[WHAT THE TASK ASKS] Below is a listing. Gather each line of it that contains "TERJESZTÉSŰ".

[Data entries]
+---+

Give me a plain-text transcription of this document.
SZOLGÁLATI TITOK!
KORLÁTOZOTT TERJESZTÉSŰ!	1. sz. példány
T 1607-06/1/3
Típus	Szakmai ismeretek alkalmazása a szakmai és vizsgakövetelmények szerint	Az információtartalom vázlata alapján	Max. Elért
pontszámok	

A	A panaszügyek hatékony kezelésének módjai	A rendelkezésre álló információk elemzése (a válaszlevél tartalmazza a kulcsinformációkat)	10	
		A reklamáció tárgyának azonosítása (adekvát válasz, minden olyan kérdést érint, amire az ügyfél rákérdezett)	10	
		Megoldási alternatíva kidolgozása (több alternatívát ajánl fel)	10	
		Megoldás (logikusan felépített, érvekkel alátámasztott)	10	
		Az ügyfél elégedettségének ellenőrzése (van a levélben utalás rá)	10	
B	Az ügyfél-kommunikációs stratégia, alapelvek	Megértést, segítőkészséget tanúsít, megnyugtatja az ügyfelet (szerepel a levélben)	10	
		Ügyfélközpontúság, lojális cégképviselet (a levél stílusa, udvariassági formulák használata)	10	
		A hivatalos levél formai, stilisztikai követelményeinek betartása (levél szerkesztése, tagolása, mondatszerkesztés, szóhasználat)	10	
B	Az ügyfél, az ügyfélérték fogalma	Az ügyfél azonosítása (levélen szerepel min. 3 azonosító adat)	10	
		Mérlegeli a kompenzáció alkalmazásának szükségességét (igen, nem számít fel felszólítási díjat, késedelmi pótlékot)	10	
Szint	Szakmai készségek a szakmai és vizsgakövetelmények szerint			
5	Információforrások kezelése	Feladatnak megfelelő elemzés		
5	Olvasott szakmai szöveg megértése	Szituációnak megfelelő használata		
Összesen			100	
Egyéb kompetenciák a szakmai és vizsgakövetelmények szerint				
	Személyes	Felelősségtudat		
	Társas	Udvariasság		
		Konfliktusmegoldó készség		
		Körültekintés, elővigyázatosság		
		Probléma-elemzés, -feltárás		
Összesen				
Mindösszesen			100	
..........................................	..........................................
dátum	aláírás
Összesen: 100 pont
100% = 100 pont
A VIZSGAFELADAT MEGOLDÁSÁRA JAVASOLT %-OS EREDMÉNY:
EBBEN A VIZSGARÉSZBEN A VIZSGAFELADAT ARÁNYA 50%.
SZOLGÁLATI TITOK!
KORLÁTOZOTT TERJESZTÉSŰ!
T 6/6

+---+

[SOLUTION FOR THIS PROBLEM]
KORLÁTOZOTT TERJESZTÉSŰ!	1. sz. példány
KORLÁTOZOTT TERJESZTÉSŰ!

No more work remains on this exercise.